== MATERIAL FOR THIS EXERCISE ==
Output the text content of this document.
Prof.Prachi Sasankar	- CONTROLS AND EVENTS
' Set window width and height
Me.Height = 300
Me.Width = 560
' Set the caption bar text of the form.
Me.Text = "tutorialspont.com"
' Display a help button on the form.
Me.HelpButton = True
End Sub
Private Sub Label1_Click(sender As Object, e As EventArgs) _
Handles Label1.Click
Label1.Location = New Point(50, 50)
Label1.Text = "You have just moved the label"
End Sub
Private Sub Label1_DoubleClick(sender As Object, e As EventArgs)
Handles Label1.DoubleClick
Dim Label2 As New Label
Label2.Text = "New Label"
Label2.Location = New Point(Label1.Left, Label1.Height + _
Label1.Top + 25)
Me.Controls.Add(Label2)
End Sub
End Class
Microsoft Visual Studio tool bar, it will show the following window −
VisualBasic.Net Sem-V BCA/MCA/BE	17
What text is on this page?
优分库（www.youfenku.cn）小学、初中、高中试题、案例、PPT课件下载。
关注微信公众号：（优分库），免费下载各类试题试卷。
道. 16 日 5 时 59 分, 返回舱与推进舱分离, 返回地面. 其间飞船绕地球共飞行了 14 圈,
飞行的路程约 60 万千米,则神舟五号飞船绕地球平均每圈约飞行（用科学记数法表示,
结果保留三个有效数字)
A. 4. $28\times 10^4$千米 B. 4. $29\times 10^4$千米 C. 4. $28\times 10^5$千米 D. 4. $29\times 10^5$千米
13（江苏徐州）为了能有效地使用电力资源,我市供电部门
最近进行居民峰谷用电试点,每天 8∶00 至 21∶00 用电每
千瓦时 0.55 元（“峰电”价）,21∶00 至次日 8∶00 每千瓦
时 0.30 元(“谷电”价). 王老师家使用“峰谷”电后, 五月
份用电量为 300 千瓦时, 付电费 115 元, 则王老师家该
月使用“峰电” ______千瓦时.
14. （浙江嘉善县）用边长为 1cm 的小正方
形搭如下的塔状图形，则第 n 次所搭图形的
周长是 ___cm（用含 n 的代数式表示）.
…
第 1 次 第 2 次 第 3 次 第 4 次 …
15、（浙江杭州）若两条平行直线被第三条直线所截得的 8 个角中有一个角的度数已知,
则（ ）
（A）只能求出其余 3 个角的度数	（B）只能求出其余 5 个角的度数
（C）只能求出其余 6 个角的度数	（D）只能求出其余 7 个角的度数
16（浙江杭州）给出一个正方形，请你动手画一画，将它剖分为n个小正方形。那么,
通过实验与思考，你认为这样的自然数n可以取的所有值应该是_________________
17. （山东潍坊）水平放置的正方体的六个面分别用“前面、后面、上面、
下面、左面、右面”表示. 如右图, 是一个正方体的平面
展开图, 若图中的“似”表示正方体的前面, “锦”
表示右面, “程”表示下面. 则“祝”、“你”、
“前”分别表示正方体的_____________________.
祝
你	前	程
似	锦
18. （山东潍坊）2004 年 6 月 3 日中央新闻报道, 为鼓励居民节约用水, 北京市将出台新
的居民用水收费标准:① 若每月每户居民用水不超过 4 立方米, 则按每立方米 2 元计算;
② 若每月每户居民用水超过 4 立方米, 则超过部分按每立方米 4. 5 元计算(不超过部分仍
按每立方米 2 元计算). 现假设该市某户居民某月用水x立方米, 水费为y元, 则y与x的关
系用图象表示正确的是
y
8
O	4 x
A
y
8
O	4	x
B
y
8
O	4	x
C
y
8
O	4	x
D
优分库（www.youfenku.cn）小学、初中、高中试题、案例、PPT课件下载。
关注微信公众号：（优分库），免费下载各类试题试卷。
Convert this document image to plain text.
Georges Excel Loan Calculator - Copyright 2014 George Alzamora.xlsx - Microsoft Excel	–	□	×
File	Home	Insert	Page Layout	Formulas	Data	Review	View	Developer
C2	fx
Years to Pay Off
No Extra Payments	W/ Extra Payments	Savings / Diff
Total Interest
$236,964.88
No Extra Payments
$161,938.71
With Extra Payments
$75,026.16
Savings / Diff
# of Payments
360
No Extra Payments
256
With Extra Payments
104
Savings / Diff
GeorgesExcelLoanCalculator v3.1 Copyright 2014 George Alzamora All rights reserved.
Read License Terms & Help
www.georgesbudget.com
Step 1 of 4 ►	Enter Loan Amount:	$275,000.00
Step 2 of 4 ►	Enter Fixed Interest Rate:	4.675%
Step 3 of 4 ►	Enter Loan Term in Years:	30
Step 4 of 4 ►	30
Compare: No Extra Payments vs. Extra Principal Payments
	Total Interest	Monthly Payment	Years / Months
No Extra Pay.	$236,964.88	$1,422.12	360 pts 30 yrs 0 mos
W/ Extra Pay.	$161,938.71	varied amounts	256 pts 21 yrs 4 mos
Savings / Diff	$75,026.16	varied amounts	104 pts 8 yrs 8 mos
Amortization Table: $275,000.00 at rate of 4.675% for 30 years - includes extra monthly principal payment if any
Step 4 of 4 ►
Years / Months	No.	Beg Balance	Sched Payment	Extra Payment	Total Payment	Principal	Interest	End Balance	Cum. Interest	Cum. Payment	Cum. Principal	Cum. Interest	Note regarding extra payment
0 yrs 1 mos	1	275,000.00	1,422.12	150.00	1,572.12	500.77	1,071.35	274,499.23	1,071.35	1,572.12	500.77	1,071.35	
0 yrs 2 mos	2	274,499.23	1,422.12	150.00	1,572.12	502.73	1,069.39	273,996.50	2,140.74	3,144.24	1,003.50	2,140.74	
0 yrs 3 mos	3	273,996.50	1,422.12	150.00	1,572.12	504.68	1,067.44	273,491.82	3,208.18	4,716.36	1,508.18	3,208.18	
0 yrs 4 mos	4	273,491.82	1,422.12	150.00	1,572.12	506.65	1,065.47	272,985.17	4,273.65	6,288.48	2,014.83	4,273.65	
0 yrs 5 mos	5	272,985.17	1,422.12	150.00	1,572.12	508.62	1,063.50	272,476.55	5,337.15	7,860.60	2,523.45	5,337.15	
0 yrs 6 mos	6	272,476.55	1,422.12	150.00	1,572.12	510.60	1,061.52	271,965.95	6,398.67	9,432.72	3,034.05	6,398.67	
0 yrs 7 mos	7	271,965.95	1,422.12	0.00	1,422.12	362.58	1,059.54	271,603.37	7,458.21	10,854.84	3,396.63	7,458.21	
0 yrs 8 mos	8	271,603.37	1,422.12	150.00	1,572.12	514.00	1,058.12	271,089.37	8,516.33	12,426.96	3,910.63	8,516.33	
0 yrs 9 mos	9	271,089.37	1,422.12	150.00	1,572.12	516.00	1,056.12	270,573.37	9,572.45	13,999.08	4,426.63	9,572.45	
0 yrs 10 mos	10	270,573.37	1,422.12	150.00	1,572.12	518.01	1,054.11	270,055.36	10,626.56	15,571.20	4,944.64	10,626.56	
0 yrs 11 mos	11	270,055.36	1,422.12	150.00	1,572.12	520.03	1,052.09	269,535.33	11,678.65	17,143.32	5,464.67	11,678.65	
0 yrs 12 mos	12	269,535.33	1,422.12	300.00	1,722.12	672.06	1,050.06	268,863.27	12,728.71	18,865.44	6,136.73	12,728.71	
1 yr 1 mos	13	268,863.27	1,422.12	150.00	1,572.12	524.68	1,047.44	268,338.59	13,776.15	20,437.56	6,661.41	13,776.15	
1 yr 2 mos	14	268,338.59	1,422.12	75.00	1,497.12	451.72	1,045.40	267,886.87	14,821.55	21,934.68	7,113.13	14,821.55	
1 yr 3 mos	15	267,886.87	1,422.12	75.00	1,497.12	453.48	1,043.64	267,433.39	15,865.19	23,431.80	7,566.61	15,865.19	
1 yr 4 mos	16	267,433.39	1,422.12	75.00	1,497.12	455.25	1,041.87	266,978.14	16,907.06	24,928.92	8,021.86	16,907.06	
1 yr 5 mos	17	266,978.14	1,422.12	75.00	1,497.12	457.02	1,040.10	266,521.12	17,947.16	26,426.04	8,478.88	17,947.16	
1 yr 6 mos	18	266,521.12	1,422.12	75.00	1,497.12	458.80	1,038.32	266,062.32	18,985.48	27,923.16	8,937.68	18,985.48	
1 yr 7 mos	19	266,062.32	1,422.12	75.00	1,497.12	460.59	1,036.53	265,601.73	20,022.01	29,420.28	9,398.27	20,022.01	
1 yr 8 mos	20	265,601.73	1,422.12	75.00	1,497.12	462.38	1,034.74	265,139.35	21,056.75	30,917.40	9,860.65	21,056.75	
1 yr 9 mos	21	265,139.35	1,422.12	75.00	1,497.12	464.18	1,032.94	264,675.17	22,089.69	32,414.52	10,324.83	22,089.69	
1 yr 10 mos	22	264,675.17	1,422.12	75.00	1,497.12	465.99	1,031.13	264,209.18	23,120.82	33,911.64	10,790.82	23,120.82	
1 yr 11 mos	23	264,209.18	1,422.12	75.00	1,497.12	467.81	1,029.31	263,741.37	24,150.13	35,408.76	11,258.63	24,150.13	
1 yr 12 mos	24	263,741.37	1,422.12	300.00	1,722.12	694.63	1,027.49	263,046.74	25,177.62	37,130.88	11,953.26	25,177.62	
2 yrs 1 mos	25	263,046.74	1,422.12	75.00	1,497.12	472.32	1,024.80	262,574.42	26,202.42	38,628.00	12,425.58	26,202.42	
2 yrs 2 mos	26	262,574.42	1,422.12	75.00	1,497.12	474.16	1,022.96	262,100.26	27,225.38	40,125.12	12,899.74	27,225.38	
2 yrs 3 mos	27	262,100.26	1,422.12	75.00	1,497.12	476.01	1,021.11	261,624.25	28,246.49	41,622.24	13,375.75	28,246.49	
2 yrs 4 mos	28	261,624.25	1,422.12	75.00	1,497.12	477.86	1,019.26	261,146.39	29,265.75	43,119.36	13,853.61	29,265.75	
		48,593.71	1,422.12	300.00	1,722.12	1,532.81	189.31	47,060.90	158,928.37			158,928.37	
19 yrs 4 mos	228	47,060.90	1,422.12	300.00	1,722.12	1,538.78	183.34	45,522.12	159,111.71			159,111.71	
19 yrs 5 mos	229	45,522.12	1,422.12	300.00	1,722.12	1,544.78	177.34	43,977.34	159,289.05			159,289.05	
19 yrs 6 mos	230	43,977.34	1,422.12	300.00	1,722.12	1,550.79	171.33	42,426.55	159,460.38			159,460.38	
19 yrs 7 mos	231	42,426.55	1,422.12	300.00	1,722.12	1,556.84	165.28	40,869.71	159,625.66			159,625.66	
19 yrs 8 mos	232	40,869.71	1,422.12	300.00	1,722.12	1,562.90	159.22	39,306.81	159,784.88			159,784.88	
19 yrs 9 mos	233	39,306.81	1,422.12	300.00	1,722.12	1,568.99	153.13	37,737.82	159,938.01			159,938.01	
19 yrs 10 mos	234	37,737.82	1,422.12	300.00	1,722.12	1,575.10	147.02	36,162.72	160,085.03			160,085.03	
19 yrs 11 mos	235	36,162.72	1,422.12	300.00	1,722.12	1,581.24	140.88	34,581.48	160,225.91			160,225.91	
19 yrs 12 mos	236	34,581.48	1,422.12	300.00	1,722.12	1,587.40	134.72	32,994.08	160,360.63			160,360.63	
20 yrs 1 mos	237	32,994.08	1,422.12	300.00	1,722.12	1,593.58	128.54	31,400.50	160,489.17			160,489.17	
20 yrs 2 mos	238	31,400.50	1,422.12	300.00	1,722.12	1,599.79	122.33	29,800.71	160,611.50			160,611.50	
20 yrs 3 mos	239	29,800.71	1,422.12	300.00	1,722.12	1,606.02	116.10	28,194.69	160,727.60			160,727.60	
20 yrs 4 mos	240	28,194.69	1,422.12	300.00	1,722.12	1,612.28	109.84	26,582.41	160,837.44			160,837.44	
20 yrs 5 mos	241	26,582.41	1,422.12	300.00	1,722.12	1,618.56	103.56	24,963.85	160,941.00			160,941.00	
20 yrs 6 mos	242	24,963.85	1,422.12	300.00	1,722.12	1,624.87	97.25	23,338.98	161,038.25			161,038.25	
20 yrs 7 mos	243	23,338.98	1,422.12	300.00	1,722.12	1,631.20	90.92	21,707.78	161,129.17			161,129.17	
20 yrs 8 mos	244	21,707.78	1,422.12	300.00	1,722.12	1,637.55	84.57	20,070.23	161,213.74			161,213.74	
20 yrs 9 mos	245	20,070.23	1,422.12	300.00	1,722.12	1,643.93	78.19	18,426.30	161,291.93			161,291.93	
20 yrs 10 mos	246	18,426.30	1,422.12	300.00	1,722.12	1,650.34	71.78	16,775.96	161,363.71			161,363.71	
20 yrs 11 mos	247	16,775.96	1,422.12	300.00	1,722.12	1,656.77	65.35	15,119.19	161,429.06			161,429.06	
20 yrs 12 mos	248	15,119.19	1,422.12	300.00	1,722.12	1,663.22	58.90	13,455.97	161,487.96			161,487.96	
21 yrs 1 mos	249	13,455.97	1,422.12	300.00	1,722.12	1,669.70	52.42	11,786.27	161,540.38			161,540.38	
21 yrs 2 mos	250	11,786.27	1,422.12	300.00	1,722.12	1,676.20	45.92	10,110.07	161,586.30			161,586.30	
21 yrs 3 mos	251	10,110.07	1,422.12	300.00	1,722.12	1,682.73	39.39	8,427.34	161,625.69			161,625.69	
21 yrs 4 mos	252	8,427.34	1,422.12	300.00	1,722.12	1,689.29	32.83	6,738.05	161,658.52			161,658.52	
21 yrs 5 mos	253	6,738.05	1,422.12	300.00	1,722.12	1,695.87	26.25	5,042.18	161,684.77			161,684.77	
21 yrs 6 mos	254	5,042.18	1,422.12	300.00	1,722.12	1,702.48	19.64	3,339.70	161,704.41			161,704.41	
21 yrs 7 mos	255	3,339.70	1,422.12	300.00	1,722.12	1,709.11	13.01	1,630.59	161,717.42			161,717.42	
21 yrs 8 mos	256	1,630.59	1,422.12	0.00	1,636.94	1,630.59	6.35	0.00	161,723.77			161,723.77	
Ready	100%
===
Output nothing but the number of lines in the data containing the string "Diff".

4